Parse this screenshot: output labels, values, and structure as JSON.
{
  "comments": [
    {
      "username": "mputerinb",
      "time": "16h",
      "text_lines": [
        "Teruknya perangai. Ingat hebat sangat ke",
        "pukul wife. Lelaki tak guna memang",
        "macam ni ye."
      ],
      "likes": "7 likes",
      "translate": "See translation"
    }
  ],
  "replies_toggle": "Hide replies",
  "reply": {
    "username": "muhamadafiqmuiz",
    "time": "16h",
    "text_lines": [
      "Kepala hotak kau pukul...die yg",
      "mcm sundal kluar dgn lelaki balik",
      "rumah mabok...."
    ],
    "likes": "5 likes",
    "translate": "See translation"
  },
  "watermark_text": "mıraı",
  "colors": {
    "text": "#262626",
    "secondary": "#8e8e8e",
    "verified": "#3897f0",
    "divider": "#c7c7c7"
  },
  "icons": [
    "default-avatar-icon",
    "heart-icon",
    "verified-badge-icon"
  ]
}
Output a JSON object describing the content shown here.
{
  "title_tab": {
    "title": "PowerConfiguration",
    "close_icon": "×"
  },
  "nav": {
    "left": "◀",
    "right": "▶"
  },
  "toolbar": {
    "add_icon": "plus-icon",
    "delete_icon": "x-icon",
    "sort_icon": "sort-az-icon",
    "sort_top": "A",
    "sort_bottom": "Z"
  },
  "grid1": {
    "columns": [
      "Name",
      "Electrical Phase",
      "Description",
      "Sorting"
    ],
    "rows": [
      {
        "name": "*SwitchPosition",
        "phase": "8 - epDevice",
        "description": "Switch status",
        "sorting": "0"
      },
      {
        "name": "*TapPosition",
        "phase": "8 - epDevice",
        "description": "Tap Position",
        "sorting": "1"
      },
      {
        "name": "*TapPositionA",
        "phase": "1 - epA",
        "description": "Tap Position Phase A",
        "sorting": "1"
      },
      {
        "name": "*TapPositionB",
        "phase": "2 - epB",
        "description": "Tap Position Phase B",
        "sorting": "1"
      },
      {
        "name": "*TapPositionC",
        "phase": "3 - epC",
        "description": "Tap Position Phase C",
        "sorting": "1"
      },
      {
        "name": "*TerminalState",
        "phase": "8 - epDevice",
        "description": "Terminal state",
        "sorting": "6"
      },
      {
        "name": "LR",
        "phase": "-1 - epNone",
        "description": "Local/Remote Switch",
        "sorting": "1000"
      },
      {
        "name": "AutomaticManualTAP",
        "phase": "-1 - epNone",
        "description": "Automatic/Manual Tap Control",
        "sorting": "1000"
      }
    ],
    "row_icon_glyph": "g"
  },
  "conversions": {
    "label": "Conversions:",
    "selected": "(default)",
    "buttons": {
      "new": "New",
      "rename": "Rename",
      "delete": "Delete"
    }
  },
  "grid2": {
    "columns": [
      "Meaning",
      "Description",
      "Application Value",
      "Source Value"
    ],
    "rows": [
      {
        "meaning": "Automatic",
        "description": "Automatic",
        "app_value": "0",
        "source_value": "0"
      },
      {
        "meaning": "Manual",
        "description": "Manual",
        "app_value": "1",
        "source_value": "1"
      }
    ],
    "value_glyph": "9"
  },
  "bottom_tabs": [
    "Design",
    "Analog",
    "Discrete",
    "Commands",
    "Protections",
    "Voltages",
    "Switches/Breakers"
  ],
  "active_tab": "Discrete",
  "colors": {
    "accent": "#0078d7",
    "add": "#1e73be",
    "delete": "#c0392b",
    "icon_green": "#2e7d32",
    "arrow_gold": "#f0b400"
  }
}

▬▬▬▬▬▬▬▬▬▬

## [To do]
Reproduce all of the data exactly as given.

## [Reply to the exercise]
Parse this screenshot: output labels, values, and structure as JSON.
{
  "comments": [
    {
      "username": "mputerinb",
      "time": "16h",
      "text_lines": [
        "Teruknya perangai. Ingat hebat sangat ke",
        "pukul wife. Lelaki tak guna memang",
        "macam ni ye."
      ],
      "likes": "7 likes",
      "translate": "See translation"
    }
  ],
  "replies_toggle": "Hide replies",
  "reply": {
    "username": "muhamadafiqmuiz",
    "time": "16h",
    "text_lines": [
      "Kepala hotak kau pukul...die yg",
      "mcm sundal kluar dgn lelaki balik",
      "rumah mabok...."
    ],
    "likes": "5 likes",
    "translate": "See translation"
  },
  "watermark_text": "mıraı",
  "colors": {
    "text": "#262626",
    "secondary": "#8e8e8e",
    "verified": "#3897f0",
    "divider": "#c7c7c7"
  },
  "icons": [
    "default-avatar-icon",
    "heart-icon",
    "verified-badge-icon"
  ]
}
Output a JSON object describing the content shown here.
{
  "title_tab": {
    "title": "PowerConfiguration",
    "close_icon": "×"
  },
  "nav": {
    "left": "◀",
    "right": "▶"
  },
  "toolbar": {
    "add_icon": "plus-icon",
    "delete_icon": "x-icon",
    "sort_icon": "sort-az-icon",
    "sort_top": "A",
    "sort_bottom": "Z"
  },
  "grid1": {
    "columns": [
      "Name",
      "Electrical Phase",
      "Description",
      "Sorting"
    ],
    "rows": [
      {
        "name": "*SwitchPosition",
        "phase": "8 - epDevice",
        "description": "Switch status",
        "sorting": "0"
      },
      {
        "name": "*TapPosition",
        "phase": "8 - epDevice",
        "description": "Tap Position",
        "sorting": "1"
      },
      {
        "name": "*TapPositionA",
        "phase": "1 - epA",
        "description": "Tap Position Phase A",
        "sorting": "1"
      },
      {
        "name": "*TapPositionB",
        "phase": "2 - epB",
        "description": "Tap Position Phase B",
        "sorting": "1"
      },
      {
        "name": "*TapPositionC",
        "phase": "3 - epC",
        "description": "Tap Position Phase C",
        "sorting": "1"
      },
      {
        "name": "*TerminalState",
        "phase": "8 - epDevice",
        "description": "Terminal state",
        "sorting": "6"
      },
      {
        "name": "LR",
        "phase": "-1 - epNone",
        "description": "Local/Remote Switch",
        "sorting": "1000"
      },
      {
        "name": "AutomaticManualTAP",
        "phase": "-1 - epNone",
        "description": "Automatic/Manual Tap Control",
        "sorting": "1000"
      }
    ],
    "row_icon_glyph": "g"
  },
  "conversions": {
    "label": "Conversions:",
    "selected": "(default)",
    "buttons": {
      "new": "New",
      "rename": "Rename",
      "delete": "Delete"
    }
  },
  "grid2": {
    "columns": [
      "Meaning",
      "Description",
      "Application Value",
      "Source Value"
    ],
    "rows": [
      {
        "meaning": "Automatic",
        "description": "Automatic",
        "app_value": "0",
        "source_value": "0"
      },
      {
        "meaning": "Manual",
        "description": "Manual",
        "app_value": "1",
        "source_value": "1"
      }
    ],
    "value_glyph": "9"
  },
  "bottom_tabs": [
    "Design",
    "Analog",
    "Discrete",
    "Commands",
    "Protections",
    "Voltages",
    "Switches/Breakers"
  ],
  "active_tab": "Discrete",
  "colors": {
    "accent": "#0078d7",
    "add": "#1e73be",
    "delete": "#c0392b",
    "icon_green": "#2e7d32",
    "arrow_gold": "#f0b400"
  }
}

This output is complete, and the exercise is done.